● **Written problem**:
Find the lines in these entries that include the word "Sucre" and state how many there are, with no other words.

● **Data listing**:
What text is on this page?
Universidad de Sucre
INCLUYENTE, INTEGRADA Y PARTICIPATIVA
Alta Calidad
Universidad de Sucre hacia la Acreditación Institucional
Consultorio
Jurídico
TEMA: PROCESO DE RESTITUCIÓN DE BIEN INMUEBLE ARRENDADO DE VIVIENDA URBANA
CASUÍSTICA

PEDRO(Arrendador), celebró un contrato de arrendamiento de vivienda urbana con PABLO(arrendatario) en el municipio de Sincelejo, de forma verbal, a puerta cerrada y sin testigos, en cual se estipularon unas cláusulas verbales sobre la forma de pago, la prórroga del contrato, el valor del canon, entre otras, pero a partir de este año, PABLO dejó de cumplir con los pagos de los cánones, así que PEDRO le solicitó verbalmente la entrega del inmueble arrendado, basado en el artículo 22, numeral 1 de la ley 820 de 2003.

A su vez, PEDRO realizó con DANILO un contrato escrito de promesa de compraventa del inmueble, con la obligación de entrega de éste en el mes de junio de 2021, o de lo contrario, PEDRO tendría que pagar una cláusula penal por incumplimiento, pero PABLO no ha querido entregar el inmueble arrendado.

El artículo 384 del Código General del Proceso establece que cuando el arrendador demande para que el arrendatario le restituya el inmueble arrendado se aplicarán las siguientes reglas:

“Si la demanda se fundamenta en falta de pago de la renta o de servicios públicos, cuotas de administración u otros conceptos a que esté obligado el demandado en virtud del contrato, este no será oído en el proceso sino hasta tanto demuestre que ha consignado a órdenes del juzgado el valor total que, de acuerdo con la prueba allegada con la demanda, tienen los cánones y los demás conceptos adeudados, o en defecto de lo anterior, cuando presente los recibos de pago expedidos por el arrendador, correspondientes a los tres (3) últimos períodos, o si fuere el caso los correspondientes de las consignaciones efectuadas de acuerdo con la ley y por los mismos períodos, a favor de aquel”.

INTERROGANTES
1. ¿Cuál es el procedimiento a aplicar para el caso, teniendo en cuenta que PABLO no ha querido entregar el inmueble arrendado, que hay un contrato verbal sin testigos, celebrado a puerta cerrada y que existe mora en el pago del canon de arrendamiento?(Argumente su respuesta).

● **Answer in full**:
2